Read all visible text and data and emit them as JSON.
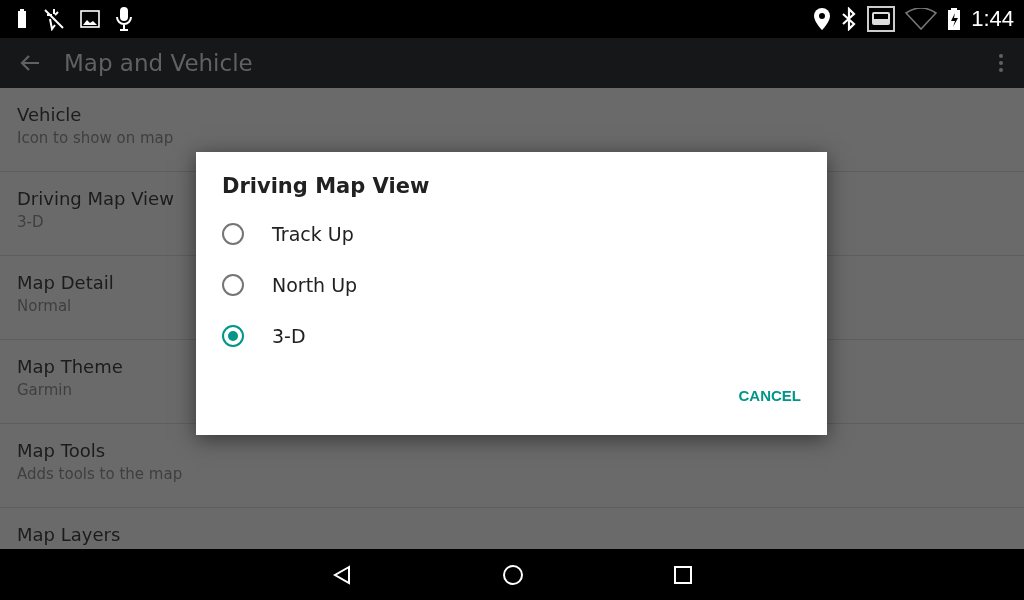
{
  "status_bar": {
    "time": "1:44"
  },
  "toolbar": {
    "title": "Map and Vehicle"
  },
  "settings": [
    {
      "title": "Vehicle",
      "summary": "Icon to show on map"
    },
    {
      "title": "Driving Map View",
      "summary": "3-D"
    },
    {
      "title": "Map Detail",
      "summary": "Normal"
    },
    {
      "title": "Map Theme",
      "summary": "Garmin"
    },
    {
      "title": "Map Tools",
      "summary": "Adds tools to the map"
    },
    {
      "title": "Map Layers"
    }
  ],
  "dialog": {
    "title": "Driving Map View",
    "options": [
      {
        "label": "Track Up",
        "selected": false
      },
      {
        "label": "North Up",
        "selected": false
      },
      {
        "label": "3-D",
        "selected": true
      }
    ],
    "button": "CANCEL"
  }
}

WHAT IS REQUIRED: Images should not appear in the copy; retype the listing above exactly.

SOLUTION FOR THIS PROBLEM:
Read all visible text and data and emit them as JSON.
{
  "status_bar": {
    "time": "1:44"
  },
  "toolbar": {
    "title": "Map and Vehicle"
  },
  "settings": [
    {
      "title": "Vehicle",
      "summary": "Icon to show on map"
    },
    {
      "title": "Driving Map View",
      "summary": "3-D"
    },
    {
      "title": "Map Detail",
      "summary": "Normal"
    },
    {
      "title": "Map Theme",
      "summary": "Garmin"
    },
    {
      "title": "Map Tools",
      "summary": "Adds tools to the map"
    },
    {
      "title": "Map Layers"
    }
  ],
  "dialog": {
    "title": "Driving Map View",
    "options": [
      {
        "label": "Track Up",
        "selected": false
      },
      {
        "label": "North Up",
        "selected": false
      },
      {
        "label": "3-D",
        "selected": true
      }
    ],
    "button": "CANCEL"
  }
}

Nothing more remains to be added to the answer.